Listed entries ▸
┄┄┄┄┄┄┄┄┄┄┄┄┄┄┄┄┄┄┄┄

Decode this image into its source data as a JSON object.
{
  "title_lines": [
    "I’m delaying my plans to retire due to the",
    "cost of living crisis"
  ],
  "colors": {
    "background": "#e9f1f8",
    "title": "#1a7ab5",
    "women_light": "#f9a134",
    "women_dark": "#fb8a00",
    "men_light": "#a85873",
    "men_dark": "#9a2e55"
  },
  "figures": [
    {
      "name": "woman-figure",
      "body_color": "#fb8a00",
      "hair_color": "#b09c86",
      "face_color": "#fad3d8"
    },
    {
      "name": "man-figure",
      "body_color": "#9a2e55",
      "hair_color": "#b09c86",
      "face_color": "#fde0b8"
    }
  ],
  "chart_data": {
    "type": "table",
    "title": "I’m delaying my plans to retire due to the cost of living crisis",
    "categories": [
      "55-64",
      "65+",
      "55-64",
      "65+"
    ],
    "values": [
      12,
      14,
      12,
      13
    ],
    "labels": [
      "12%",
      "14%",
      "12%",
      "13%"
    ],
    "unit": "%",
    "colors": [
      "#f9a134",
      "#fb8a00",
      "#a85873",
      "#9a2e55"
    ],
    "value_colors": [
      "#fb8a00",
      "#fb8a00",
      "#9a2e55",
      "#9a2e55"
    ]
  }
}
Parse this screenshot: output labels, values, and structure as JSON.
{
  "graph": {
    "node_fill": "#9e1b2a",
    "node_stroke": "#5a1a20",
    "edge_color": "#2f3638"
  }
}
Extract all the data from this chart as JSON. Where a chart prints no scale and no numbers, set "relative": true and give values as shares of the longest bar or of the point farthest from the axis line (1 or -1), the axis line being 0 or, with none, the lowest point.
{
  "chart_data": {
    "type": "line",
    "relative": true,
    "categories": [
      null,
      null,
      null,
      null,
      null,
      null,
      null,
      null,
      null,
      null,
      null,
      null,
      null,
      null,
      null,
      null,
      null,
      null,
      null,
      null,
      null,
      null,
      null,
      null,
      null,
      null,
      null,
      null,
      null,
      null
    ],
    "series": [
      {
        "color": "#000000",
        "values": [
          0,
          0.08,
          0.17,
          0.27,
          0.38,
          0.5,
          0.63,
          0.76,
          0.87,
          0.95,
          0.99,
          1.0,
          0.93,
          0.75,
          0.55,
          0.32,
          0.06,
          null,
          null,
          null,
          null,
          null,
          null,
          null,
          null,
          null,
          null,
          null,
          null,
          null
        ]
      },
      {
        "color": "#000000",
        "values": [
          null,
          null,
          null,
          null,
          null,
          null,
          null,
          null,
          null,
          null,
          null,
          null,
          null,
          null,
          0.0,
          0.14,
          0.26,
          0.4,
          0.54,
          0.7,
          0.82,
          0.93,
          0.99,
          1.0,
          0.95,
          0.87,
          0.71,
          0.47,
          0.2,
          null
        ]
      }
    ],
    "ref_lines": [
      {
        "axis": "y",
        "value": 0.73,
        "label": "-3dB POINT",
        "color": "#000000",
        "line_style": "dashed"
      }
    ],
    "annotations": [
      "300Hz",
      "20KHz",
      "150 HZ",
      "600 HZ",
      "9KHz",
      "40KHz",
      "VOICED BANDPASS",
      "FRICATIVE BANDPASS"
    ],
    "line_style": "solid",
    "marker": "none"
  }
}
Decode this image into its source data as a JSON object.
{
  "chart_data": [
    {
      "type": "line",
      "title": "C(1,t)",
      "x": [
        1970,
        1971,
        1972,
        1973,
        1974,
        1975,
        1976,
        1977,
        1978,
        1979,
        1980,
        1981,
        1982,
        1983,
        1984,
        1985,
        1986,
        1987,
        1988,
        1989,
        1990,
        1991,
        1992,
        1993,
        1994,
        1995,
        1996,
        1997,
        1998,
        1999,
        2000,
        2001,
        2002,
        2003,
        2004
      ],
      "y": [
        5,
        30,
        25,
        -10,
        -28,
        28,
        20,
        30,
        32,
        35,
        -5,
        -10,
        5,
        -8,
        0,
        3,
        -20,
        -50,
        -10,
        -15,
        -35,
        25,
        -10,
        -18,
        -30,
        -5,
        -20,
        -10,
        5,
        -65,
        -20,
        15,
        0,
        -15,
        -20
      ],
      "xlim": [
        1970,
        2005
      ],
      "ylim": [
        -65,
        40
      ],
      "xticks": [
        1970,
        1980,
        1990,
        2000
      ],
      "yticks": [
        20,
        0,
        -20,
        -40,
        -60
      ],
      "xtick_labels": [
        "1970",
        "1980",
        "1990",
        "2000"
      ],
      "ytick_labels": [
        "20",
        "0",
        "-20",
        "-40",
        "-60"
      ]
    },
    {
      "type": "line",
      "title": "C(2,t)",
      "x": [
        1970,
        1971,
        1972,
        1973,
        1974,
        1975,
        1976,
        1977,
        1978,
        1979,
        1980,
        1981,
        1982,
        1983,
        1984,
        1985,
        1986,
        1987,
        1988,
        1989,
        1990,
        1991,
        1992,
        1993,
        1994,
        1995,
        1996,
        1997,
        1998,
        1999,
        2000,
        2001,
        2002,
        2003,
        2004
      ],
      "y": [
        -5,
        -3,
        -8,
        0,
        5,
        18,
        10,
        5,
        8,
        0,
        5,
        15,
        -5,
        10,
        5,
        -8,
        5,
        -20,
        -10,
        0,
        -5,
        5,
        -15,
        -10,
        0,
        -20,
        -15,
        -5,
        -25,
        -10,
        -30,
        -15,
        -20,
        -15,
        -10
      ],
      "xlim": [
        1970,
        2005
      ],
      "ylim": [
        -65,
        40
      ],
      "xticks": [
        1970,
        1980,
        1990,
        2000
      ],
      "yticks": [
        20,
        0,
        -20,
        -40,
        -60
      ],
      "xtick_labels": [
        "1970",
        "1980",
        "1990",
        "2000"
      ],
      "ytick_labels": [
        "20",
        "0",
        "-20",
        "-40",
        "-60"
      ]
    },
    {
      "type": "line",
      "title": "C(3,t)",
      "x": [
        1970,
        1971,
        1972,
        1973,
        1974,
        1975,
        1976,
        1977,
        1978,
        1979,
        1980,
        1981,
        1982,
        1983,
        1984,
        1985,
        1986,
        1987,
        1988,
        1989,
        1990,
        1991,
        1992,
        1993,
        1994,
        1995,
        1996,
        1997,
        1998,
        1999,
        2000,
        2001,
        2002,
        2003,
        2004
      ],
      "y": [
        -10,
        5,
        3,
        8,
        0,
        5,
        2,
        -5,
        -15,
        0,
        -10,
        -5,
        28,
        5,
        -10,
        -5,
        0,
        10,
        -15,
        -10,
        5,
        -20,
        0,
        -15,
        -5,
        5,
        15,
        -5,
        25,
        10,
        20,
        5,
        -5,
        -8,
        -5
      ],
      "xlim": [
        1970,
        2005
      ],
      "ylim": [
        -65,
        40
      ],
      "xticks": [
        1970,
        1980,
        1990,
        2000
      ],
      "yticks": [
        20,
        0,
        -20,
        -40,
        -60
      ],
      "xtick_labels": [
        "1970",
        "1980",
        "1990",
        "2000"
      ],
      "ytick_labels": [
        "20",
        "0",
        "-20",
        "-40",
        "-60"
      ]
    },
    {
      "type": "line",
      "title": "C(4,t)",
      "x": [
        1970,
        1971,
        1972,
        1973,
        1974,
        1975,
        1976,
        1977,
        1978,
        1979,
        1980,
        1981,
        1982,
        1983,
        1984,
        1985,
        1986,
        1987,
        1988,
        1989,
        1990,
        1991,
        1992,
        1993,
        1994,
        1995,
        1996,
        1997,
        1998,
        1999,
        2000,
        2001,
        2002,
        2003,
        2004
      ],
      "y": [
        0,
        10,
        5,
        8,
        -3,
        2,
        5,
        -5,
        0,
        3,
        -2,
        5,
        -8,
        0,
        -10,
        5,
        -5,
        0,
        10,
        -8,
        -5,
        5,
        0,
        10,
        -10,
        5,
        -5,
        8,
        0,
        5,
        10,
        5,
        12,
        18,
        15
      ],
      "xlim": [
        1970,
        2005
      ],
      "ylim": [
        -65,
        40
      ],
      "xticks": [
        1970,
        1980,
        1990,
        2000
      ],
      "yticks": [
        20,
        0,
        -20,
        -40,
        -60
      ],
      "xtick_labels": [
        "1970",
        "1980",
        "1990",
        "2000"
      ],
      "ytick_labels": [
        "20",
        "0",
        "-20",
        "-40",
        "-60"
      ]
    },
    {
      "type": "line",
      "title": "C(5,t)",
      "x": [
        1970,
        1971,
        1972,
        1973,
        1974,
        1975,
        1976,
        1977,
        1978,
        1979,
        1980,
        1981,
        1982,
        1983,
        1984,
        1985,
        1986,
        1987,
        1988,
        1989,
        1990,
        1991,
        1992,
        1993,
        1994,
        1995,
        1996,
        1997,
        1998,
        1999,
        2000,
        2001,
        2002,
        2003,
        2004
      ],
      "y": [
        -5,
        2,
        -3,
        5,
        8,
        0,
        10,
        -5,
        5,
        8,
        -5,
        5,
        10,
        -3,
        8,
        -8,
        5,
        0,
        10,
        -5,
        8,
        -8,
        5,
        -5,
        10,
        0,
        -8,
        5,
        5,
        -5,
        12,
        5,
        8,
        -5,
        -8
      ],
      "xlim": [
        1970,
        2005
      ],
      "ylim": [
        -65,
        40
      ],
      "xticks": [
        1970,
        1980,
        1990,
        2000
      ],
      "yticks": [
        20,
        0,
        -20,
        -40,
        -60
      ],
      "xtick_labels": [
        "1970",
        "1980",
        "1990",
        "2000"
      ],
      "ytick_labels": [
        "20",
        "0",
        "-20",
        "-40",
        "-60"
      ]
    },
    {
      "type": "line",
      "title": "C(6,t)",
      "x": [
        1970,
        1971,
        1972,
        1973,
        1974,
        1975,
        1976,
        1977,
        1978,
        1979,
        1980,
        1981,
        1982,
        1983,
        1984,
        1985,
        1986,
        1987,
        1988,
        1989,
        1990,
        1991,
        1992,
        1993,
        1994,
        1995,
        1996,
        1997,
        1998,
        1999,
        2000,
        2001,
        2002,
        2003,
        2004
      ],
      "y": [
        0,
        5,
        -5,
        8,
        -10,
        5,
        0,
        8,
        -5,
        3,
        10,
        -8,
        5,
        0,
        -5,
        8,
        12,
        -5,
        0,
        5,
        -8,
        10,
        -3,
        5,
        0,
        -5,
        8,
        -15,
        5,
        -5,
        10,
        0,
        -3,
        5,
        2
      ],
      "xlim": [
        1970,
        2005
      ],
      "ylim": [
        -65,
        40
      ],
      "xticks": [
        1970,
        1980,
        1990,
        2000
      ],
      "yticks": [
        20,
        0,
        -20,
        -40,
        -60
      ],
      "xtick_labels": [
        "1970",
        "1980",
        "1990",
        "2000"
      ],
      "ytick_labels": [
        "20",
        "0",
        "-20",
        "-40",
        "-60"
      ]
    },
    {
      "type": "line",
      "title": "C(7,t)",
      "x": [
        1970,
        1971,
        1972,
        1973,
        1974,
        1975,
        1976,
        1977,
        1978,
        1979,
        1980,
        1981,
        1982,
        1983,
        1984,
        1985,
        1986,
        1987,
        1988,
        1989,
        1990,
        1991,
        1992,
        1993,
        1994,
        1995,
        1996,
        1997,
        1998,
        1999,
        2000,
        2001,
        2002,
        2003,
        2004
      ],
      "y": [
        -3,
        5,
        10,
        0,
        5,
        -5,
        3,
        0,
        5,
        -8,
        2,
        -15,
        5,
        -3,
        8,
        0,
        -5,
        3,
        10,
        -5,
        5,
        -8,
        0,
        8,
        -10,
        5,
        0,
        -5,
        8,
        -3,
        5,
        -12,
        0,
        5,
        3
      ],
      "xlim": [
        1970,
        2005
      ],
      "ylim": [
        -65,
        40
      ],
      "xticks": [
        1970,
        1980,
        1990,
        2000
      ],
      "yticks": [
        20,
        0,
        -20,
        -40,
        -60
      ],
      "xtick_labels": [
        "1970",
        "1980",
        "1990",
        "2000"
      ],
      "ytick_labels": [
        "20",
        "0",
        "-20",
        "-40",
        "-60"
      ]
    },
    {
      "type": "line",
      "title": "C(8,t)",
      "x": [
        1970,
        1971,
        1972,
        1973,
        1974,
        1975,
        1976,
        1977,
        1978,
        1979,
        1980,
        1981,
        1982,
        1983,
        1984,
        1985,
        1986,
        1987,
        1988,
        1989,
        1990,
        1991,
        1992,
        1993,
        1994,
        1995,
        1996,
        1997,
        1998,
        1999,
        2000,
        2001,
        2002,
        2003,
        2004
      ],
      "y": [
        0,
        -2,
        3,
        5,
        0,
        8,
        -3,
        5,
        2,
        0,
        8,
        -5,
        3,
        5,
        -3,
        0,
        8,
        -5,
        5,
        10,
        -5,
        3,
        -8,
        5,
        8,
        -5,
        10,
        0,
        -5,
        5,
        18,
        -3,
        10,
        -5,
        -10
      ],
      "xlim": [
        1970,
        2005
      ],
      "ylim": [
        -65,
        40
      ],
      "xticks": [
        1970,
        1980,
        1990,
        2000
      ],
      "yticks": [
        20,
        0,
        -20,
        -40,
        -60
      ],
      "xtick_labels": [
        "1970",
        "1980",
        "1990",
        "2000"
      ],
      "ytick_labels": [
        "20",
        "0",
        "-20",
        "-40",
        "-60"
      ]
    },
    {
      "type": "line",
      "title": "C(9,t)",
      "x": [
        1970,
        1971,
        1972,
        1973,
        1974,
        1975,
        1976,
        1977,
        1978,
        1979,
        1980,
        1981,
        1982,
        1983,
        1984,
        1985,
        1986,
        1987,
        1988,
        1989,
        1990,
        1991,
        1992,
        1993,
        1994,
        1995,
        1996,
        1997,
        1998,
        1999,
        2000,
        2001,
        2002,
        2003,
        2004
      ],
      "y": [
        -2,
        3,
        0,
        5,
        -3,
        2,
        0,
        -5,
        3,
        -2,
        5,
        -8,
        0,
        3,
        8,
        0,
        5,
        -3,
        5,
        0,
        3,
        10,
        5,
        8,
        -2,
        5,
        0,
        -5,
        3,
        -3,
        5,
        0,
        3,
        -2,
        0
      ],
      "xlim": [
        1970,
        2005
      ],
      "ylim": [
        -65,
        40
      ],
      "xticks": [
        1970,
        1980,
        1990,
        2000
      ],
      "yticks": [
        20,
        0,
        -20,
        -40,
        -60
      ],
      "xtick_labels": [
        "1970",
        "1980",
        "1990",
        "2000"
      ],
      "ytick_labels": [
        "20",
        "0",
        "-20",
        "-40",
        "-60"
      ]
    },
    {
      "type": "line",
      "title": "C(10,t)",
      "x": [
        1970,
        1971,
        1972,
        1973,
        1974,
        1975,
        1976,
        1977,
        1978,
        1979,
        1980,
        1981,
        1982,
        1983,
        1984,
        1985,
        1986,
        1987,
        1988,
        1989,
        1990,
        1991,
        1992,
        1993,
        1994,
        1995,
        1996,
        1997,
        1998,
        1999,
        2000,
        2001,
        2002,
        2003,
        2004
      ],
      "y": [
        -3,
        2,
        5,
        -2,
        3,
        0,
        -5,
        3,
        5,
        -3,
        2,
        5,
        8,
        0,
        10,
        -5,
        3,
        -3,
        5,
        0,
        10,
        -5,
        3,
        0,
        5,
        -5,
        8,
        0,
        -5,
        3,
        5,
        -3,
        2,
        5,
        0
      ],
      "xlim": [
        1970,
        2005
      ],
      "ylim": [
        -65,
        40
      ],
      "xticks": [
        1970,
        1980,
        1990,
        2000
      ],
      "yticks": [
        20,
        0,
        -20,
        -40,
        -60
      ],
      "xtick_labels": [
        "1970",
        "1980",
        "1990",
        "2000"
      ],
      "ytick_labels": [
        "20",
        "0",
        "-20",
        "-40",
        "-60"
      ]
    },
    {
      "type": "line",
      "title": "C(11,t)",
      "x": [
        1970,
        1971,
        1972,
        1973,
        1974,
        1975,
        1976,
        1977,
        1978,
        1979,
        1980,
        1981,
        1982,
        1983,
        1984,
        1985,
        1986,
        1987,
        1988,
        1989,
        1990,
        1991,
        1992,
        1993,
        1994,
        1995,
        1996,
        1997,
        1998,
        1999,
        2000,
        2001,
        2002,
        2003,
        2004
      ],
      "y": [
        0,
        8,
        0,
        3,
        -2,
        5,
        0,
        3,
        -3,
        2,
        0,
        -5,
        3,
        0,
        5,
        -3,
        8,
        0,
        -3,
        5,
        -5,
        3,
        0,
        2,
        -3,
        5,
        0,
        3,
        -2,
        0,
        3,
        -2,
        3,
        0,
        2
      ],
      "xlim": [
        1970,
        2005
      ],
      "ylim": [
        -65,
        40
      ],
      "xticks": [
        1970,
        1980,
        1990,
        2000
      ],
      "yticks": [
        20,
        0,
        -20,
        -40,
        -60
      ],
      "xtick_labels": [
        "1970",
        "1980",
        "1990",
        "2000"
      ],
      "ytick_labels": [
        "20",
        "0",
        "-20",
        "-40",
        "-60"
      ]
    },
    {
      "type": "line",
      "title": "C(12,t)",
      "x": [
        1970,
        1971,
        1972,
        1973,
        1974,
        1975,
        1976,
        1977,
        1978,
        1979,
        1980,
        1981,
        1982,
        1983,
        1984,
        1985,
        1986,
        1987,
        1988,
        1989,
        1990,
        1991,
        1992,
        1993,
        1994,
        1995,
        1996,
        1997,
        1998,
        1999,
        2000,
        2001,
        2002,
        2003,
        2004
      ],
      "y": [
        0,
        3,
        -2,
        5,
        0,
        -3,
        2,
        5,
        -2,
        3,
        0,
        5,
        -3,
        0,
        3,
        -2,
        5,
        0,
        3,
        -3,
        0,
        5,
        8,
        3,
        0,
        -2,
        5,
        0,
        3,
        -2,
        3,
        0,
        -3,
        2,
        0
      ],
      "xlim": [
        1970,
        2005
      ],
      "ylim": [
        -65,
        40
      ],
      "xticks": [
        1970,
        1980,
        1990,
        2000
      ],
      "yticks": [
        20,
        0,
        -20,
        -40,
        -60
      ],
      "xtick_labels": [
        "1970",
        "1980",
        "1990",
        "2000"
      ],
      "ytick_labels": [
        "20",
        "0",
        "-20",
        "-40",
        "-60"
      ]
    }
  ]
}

┄┄┄┄┄┄┄┄┄┄┄┄┄┄┄┄┄┄┄┄

Stated goal ▸ Copy out all lines above that include the string "axis".

Problem solution ▸
Extract all the data from this chart as JSON. Where a chart prints no scale and no numbers, set "relative": true and give values as shares of the longest bar or of the point farthest from the axis line (1 or -1), the axis line being 0 or, with none, the lowest point.
        "axis": "y",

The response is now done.